** Begin Source data **

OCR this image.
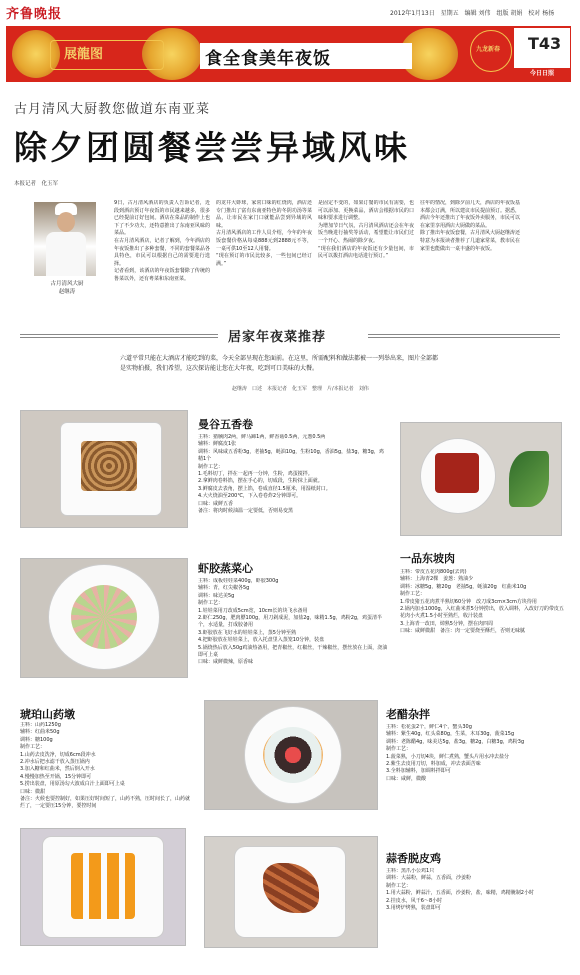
齐鲁晚报	2012年1月13日 星期五 编辑 刘伟 组版 胡娟 校对 杨扬
展龍图	食全食美年夜饭	九龙新春 T43
今日日照
古月清风大厨教您做道东南亚菜
除夕团圆餐尝尝异域风味
本报记者　化玉军
古月清风大厨
赵继涛
9日，古月清风酒店的负责人告诉记者，近段到酒店预订年夜饭的市民越来越多，很多已经提前订好包间。酒店在菜品的制作上也下了不少功夫，还特意推出了东南亚风味的菜品。
在古月清风酒店，记者了解到，今年酒店的年夜饭推出了多种套餐，不同的套餐菜品各具特色，市民可以根据自己的需要进行选择。
记者看到，该酒店的年夜饭套餐除了传统的鲁菜以外，还有粤菜和东南亚菜。
的龙井大虾球，家常口味的红烧肉，酒店还专门推出了富有东南亚特色的冬阴功汤等菜品，让市民在家门口就能品尝到异域的风味。
古月清风酒店的工作人员介绍，今年的年夜饭套餐价格从每桌888元到2888元不等，一桌可供10至12人用餐。
“现在预订的市民比较多，一些包间已经订满。”
是固定不变的，如果订餐的市民有需要，也可以添加、更换菜品，酒店会根据市民的口味和要求进行调整。
为增加节日气氛，古月清风酒店还会在年夜饭当晚进行抽奖等活动，希望能让市民们过一个开心、热闹的除夕夜。
“现在我们酒店的年夜饭还有少量包间，市民可以拨打酒店电话进行预订。”
往年的情况，到除夕前几天，酒店的年夜饭基本都会订满，所以建议市民提前预订。据悉，酒店今年还推出了年夜饭外卖服务，市民可以在家里享用酒店大厨做的菜品。
除了推出年夜饭套餐，古月清风大厨赵继涛还特意为本报读者推荐了几道家常菜，教市民在家里也能做出一桌丰盛的年夜饭。
居家年夜菜推荐
六道平常只能在大酒店才能吃到的菜，今天全部呈现在您面前。在这里，所需配料和做法都被一一列举出来，图片全部都是实物拍摄，我们希望，这次探访能让您在大年夜，吃到可口美味的大餐。
赵继涛　口述　本报记者　化玉军　整理　片/本报记者　刘伟
曼谷五香卷
主料：猪腩肉2两，鲜马蹄1两，鲜香菇0.5两，元葱0.5两
辅料：鲜腐皮1张
调料：风味咸五香粉3g，老抽5g，蚝油10g，生粉10g，香油5g，盐3g，糖3g，鸡精1个
制作工艺：
1.毛料切丁，拌在一起再一分钟，生粉，鸡蛋搅拌。
2.拿鲜肉卷料馅，摆在手心的，切成段，生粉抹上面就。
3.鲜腐皮去表角，摆上馅，卷成直径1.5厘米，用湿纸封口。
4.大火烧油至200℃，下入卷卷炸2分钟即可。
口味：咸鲜五香
备注：将肉时候油温一定要低，否则易变黑
一品东坡肉
主料：带皮五花肉800g(去肉)
辅料：上海青2棵　姜葱：熟油少
调料：冰糖5g，糖20g　老抽5g，蚝油20g　红曲米10g
制作工艺：
1.带皮猪五花肉煮半熟切60分钟　改刀成3cm×3cm方块待用
2.锅内加水1000g，入红曲米煮5分钟捞出，放入调料，入改好刀的带皮五花肉小火煮1.5小时至熟烂，收汁装盘
3.上海青一改田，焯熟5分钟，摆在肉四周
口味：咸鲜微甜　备注：肉一定要烧至酥烂，否则无味腻
虾胶蒸菜心
主料：成板娃娃菜400g，虾胶300g
辅料：青，红尖椒各5g
调料：味达美5g
制作工艺：
1.娃娃菜用刀改成5cm宽，10cm长的块飞水备用
2.虾仁250g，肥肉膘100g，用刀剁成泥，加盐2g，味精1.5g，鸡粉2g，鸡蛋清半个，水适量，打成胶备用
3.虾胶放在飞好水的娃娃菜上，蒸5分钟至熟
4.把虾胶放在娃娃菜上，放入托盘里入蒸笼10分钟，装盘
5.锅烧热后放入50g鸡油热备用，把青椒丝，红椒丝，干辣椒丝，摆丝放在上面，浇油即可上桌
口味：咸鲜微辣，原香味
琥珀山药墩
主料：山药1250g
辅料：红曲米50g
调料：糖100g
制作工艺：
1.山药去皮洗净，切成6cm段冲水
2.冲水后把水滤干放入蒸压锅内
3.加入糖和红曲米，然后倒入开水
4.慢慢加热至开锅，15分钟即可
5.捞出装盘，用原汤勾大波成白汁上面即可上桌
口味：微甜
备注：火候也要控制好，如果压好时间短了，山药不熟，压时间长了，山药就烂了，一定要压15分钟，要控时间
老醋杂拌
主料：松花蛋2个，鲜仁4个，蟹头30g
辅料：紫生40g，红头菜80g，生菜，木耳30g，菠菜15g
调料：老陈醋4g，味美达5g，盐3g，糖2g，白糖3g，鸡粉3g
制作工艺：
1.菠菜熟，小刀切4块，鲜仁煮熟，蟹头片用水冲去盐分
2.紫生去皮用刀切，料加成，冲去表面苦味
3.全料加辅料，加调料拌即可
口味：咸鲜，微酸
蒜香脱皮鸡
主料：黑爪小公鸡1只
调料：大蒜粉，鲜蒜，五香面，沙姜粉
制作工艺：
1.用大蒜粉，鲜蒜汁，五香面，沙姜粉，盐，味精，鸡精腌制2小时
2.挂皮水，风干6～8小时
3.用烤炉烤熟，装盘即可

** End Source data **

Your goal
Reproduce every line precisely as given, omitting all pictures.

Output
OCR this image.
齐鲁晚报	2012年1月13日 星期五 编辑 刘伟 组版 胡娟 校对 杨扬
展龍图	食全食美年夜饭	九龙新春 T43
今日日照
古月清风大厨教您做道东南亚菜
除夕团圆餐尝尝异域风味
本报记者　化玉军
古月清风大厨
赵继涛
9日，古月清风酒店的负责人告诉记者，近段到酒店预订年夜饭的市民越来越多，很多已经提前订好包间。酒店在菜品的制作上也下了不少功夫，还特意推出了东南亚风味的菜品。
在古月清风酒店，记者了解到，今年酒店的年夜饭推出了多种套餐，不同的套餐菜品各具特色，市民可以根据自己的需要进行选择。
记者看到，该酒店的年夜饭套餐除了传统的鲁菜以外，还有粤菜和东南亚菜。
的龙井大虾球，家常口味的红烧肉，酒店还专门推出了富有东南亚特色的冬阴功汤等菜品，让市民在家门口就能品尝到异域的风味。
古月清风酒店的工作人员介绍，今年的年夜饭套餐价格从每桌888元到2888元不等，一桌可供10至12人用餐。
“现在预订的市民比较多，一些包间已经订满。”
是固定不变的，如果订餐的市民有需要，也可以添加、更换菜品，酒店会根据市民的口味和要求进行调整。
为增加节日气氛，古月清风酒店还会在年夜饭当晚进行抽奖等活动，希望能让市民们过一个开心、热闹的除夕夜。
“现在我们酒店的年夜饭还有少量包间，市民可以拨打酒店电话进行预订。”
往年的情况，到除夕前几天，酒店的年夜饭基本都会订满，所以建议市民提前预订。据悉，酒店今年还推出了年夜饭外卖服务，市民可以在家里享用酒店大厨做的菜品。
除了推出年夜饭套餐，古月清风大厨赵继涛还特意为本报读者推荐了几道家常菜，教市民在家里也能做出一桌丰盛的年夜饭。
居家年夜菜推荐
六道平常只能在大酒店才能吃到的菜，今天全部呈现在您面前。在这里，所需配料和做法都被一一列举出来，图片全部都是实物拍摄，我们希望，这次探访能让您在大年夜，吃到可口美味的大餐。
赵继涛　口述　本报记者　化玉军　整理　片/本报记者　刘伟
曼谷五香卷
主料：猪腩肉2两，鲜马蹄1两，鲜香菇0.5两，元葱0.5两
辅料：鲜腐皮1张
调料：风味咸五香粉3g，老抽5g，蚝油10g，生粉10g，香油5g，盐3g，糖3g，鸡精1个
制作工艺：
1.毛料切丁，拌在一起再一分钟，生粉，鸡蛋搅拌。
2.拿鲜肉卷料馅，摆在手心的，切成段，生粉抹上面就。
3.鲜腐皮去表角，摆上馅，卷成直径1.5厘米，用湿纸封口。
4.大火烧油至200℃，下入卷卷炸2分钟即可。
口味：咸鲜五香
备注：将肉时候油温一定要低，否则易变黑
一品东坡肉
主料：带皮五花肉800g(去肉)
辅料：上海青2棵　姜葱：熟油少
调料：冰糖5g，糖20g　老抽5g，蚝油20g　红曲米10g
制作工艺：
1.带皮猪五花肉煮半熟切60分钟　改刀成3cm×3cm方块待用
2.锅内加水1000g，入红曲米煮5分钟捞出，放入调料，入改好刀的带皮五花肉小火煮1.5小时至熟烂，收汁装盘
3.上海青一改田，焯熟5分钟，摆在肉四周
口味：咸鲜微甜　备注：肉一定要烧至酥烂，否则无味腻
虾胶蒸菜心
主料：成板娃娃菜400g，虾胶300g
辅料：青，红尖椒各5g
调料：味达美5g
制作工艺：
1.娃娃菜用刀改成5cm宽，10cm长的块飞水备用
2.虾仁250g，肥肉膘100g，用刀剁成泥，加盐2g，味精1.5g，鸡粉2g，鸡蛋清半个，水适量，打成胶备用
3.虾胶放在飞好水的娃娃菜上，蒸5分钟至熟
4.把虾胶放在娃娃菜上，放入托盘里入蒸笼10分钟，装盘
5.锅烧热后放入50g鸡油热备用，把青椒丝，红椒丝，干辣椒丝，摆丝放在上面，浇油即可上桌
口味：咸鲜微辣，原香味
琥珀山药墩
主料：山药1250g
辅料：红曲米50g
调料：糖100g
制作工艺：
1.山药去皮洗净，切成6cm段冲水
2.冲水后把水滤干放入蒸压锅内
3.加入糖和红曲米，然后倒入开水
4.慢慢加热至开锅，15分钟即可
5.捞出装盘，用原汤勾大波成白汁上面即可上桌
口味：微甜
备注：火候也要控制好，如果压好时间短了，山药不熟，压时间长了，山药就烂了，一定要压15分钟，要控时间
老醋杂拌
主料：松花蛋2个，鲜仁4个，蟹头30g
辅料：紫生40g，红头菜80g，生菜，木耳30g，菠菜15g
调料：老陈醋4g，味美达5g，盐3g，糖2g，白糖3g，鸡粉3g
制作工艺：
1.菠菜熟，小刀切4块，鲜仁煮熟，蟹头片用水冲去盐分
2.紫生去皮用刀切，料加成，冲去表面苦味
3.全料加辅料，加调料拌即可
口味：咸鲜，微酸
蒜香脱皮鸡
主料：黑爪小公鸡1只
调料：大蒜粉，鲜蒜，五香面，沙姜粉
制作工艺：
1.用大蒜粉，鲜蒜汁，五香面，沙姜粉，盐，味精，鸡精腌制2小时
2.挂皮水，风干6～8小时
3.用烤炉烤熟，装盘即可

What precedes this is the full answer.